**YOUR GOAL:**
Reproduce the listing below exactly, minus its pictures.

**SOURCE RECORDS:**

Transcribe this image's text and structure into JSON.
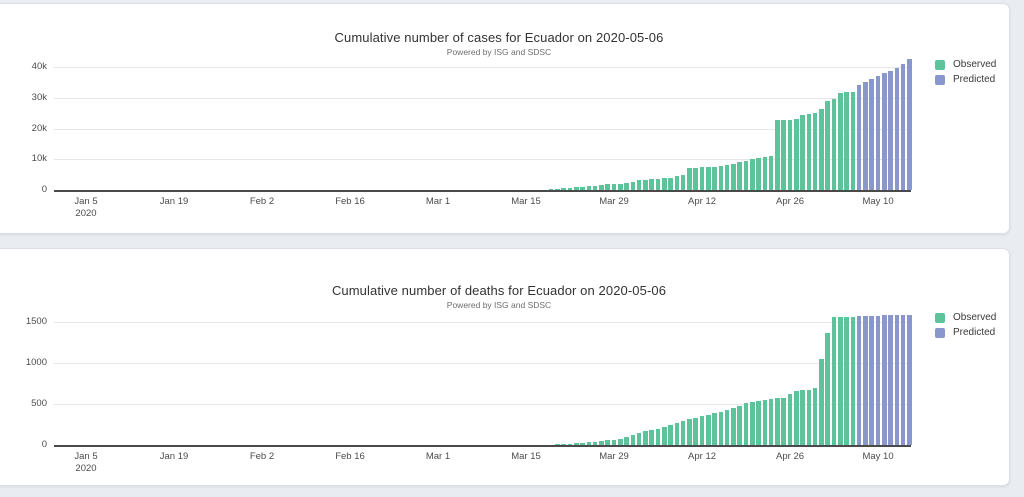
{
  "page": {
    "background_color": "#e9edf2",
    "card_color": "#ffffff"
  },
  "x_axis": {
    "ticks": [
      {
        "date": "2020-01-05",
        "label": "Jan 5",
        "sublabel": "2020"
      },
      {
        "date": "2020-01-19",
        "label": "Jan 19"
      },
      {
        "date": "2020-02-02",
        "label": "Feb 2"
      },
      {
        "date": "2020-02-16",
        "label": "Feb 16"
      },
      {
        "date": "2020-03-01",
        "label": "Mar 1"
      },
      {
        "date": "2020-03-15",
        "label": "Mar 15"
      },
      {
        "date": "2020-03-29",
        "label": "Mar 29"
      },
      {
        "date": "2020-04-12",
        "label": "Apr 12"
      },
      {
        "date": "2020-04-26",
        "label": "Apr 26"
      },
      {
        "date": "2020-05-10",
        "label": "May 10"
      }
    ]
  },
  "chart_data": [
    {
      "type": "bar",
      "title": "Cumulative number of cases for Ecuador on 2020-05-06",
      "subtitle": "Powered by ISG and SDSC",
      "xlabel": "",
      "ylabel": "",
      "x_range": [
        "2019-12-31",
        "2020-05-16"
      ],
      "ylim": [
        0,
        42600
      ],
      "grid": true,
      "legend_position": "right",
      "y_ticks": [
        {
          "label": "0",
          "value": 0
        },
        {
          "label": "10k",
          "value": 10000
        },
        {
          "label": "20k",
          "value": 20000
        },
        {
          "label": "30k",
          "value": 30000
        },
        {
          "label": "40k",
          "value": 40000
        }
      ],
      "series": [
        {
          "name": "Observed",
          "color": "#5cc39b",
          "start_date": "2020-03-01",
          "frequency": "daily",
          "values": [
            6,
            6,
            7,
            10,
            13,
            13,
            13,
            14,
            15,
            15,
            17,
            17,
            23,
            28,
            28,
            37,
            58,
            111,
            199,
            367,
            506,
            789,
            981,
            1082,
            1173,
            1403,
            1595,
            1823,
            1924,
            1962,
            2240,
            2748,
            3163,
            3368,
            3465,
            3646,
            3747,
            3995,
            4450,
            4965,
            7161,
            7257,
            7466,
            7529,
            7603,
            7858,
            8225,
            8450,
            9022,
            9468,
            10128,
            10398,
            10850,
            11183,
            22719,
            22719,
            22719,
            23240,
            24258,
            24675,
            24934,
            26336,
            29071,
            29509,
            31467,
            31881,
            31881
          ]
        },
        {
          "name": "Predicted",
          "color": "#8997cd",
          "start_date": "2020-05-07",
          "frequency": "daily",
          "values": [
            34100,
            35000,
            36000,
            37100,
            37900,
            38700,
            39700,
            41100,
            42500
          ]
        }
      ]
    },
    {
      "type": "bar",
      "title": "Cumulative number of deaths for Ecuador on 2020-05-06",
      "subtitle": "Powered by ISG and SDSC",
      "xlabel": "",
      "ylabel": "",
      "x_range": [
        "2019-12-31",
        "2020-05-16"
      ],
      "ylim": [
        0,
        1594
      ],
      "grid": true,
      "legend_position": "right",
      "y_ticks": [
        {
          "label": "0",
          "value": 0
        },
        {
          "label": "500",
          "value": 500
        },
        {
          "label": "1000",
          "value": 1000
        },
        {
          "label": "1500",
          "value": 1500
        }
      ],
      "series": [
        {
          "name": "Observed",
          "color": "#5cc39b",
          "start_date": "2020-03-14",
          "frequency": "daily",
          "values": [
            2,
            2,
            2,
            3,
            3,
            5,
            7,
            14,
            18,
            27,
            28,
            34,
            36,
            48,
            58,
            60,
            75,
            93,
            120,
            145,
            172,
            180,
            191,
            220,
            242,
            272,
            297,
            315,
            333,
            355,
            369,
            388,
            403,
            421,
            456,
            474,
            507,
            520,
            537,
            550,
            560,
            570,
            576,
            620,
            657,
            665,
            672,
            690,
            1048,
            1362,
            1553,
            1560,
            1560,
            1560
          ]
        },
        {
          "name": "Predicted",
          "color": "#8997cd",
          "start_date": "2020-05-07",
          "frequency": "daily",
          "values": [
            1568,
            1570,
            1572,
            1574,
            1576,
            1578,
            1580,
            1582,
            1584
          ]
        }
      ]
    }
  ]
}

**WRITTEN SOLUTION:**
Transcribe this image's text and structure into JSON.
{
  "page": {
    "background_color": "#e9edf2",
    "card_color": "#ffffff"
  },
  "x_axis": {
    "ticks": [
      {
        "date": "2020-01-05",
        "label": "Jan 5",
        "sublabel": "2020"
      },
      {
        "date": "2020-01-19",
        "label": "Jan 19"
      },
      {
        "date": "2020-02-02",
        "label": "Feb 2"
      },
      {
        "date": "2020-02-16",
        "label": "Feb 16"
      },
      {
        "date": "2020-03-01",
        "label": "Mar 1"
      },
      {
        "date": "2020-03-15",
        "label": "Mar 15"
      },
      {
        "date": "2020-03-29",
        "label": "Mar 29"
      },
      {
        "date": "2020-04-12",
        "label": "Apr 12"
      },
      {
        "date": "2020-04-26",
        "label": "Apr 26"
      },
      {
        "date": "2020-05-10",
        "label": "May 10"
      }
    ]
  },
  "chart_data": [
    {
      "type": "bar",
      "title": "Cumulative number of cases for Ecuador on 2020-05-06",
      "subtitle": "Powered by ISG and SDSC",
      "xlabel": "",
      "ylabel": "",
      "x_range": [
        "2019-12-31",
        "2020-05-16"
      ],
      "ylim": [
        0,
        42600
      ],
      "grid": true,
      "legend_position": "right",
      "y_ticks": [
        {
          "label": "0",
          "value": 0
        },
        {
          "label": "10k",
          "value": 10000
        },
        {
          "label": "20k",
          "value": 20000
        },
        {
          "label": "30k",
          "value": 30000
        },
        {
          "label": "40k",
          "value": 40000
        }
      ],
      "series": [
        {
          "name": "Observed",
          "color": "#5cc39b",
          "start_date": "2020-03-01",
          "frequency": "daily",
          "values": [
            6,
            6,
            7,
            10,
            13,
            13,
            13,
            14,
            15,
            15,
            17,
            17,
            23,
            28,
            28,
            37,
            58,
            111,
            199,
            367,
            506,
            789,
            981,
            1082,
            1173,
            1403,
            1595,
            1823,
            1924,
            1962,
            2240,
            2748,
            3163,
            3368,
            3465,
            3646,
            3747,
            3995,
            4450,
            4965,
            7161,
            7257,
            7466,
            7529,
            7603,
            7858,
            8225,
            8450,
            9022,
            9468,
            10128,
            10398,
            10850,
            11183,
            22719,
            22719,
            22719,
            23240,
            24258,
            24675,
            24934,
            26336,
            29071,
            29509,
            31467,
            31881,
            31881
          ]
        },
        {
          "name": "Predicted",
          "color": "#8997cd",
          "start_date": "2020-05-07",
          "frequency": "daily",
          "values": [
            34100,
            35000,
            36000,
            37100,
            37900,
            38700,
            39700,
            41100,
            42500
          ]
        }
      ]
    },
    {
      "type": "bar",
      "title": "Cumulative number of deaths for Ecuador on 2020-05-06",
      "subtitle": "Powered by ISG and SDSC",
      "xlabel": "",
      "ylabel": "",
      "x_range": [
        "2019-12-31",
        "2020-05-16"
      ],
      "ylim": [
        0,
        1594
      ],
      "grid": true,
      "legend_position": "right",
      "y_ticks": [
        {
          "label": "0",
          "value": 0
        },
        {
          "label": "500",
          "value": 500
        },
        {
          "label": "1000",
          "value": 1000
        },
        {
          "label": "1500",
          "value": 1500
        }
      ],
      "series": [
        {
          "name": "Observed",
          "color": "#5cc39b",
          "start_date": "2020-03-14",
          "frequency": "daily",
          "values": [
            2,
            2,
            2,
            3,
            3,
            5,
            7,
            14,
            18,
            27,
            28,
            34,
            36,
            48,
            58,
            60,
            75,
            93,
            120,
            145,
            172,
            180,
            191,
            220,
            242,
            272,
            297,
            315,
            333,
            355,
            369,
            388,
            403,
            421,
            456,
            474,
            507,
            520,
            537,
            550,
            560,
            570,
            576,
            620,
            657,
            665,
            672,
            690,
            1048,
            1362,
            1553,
            1560,
            1560,
            1560
          ]
        },
        {
          "name": "Predicted",
          "color": "#8997cd",
          "start_date": "2020-05-07",
          "frequency": "daily",
          "values": [
            1568,
            1570,
            1572,
            1574,
            1576,
            1578,
            1580,
            1582,
            1584
          ]
        }
      ]
    }
  ]
}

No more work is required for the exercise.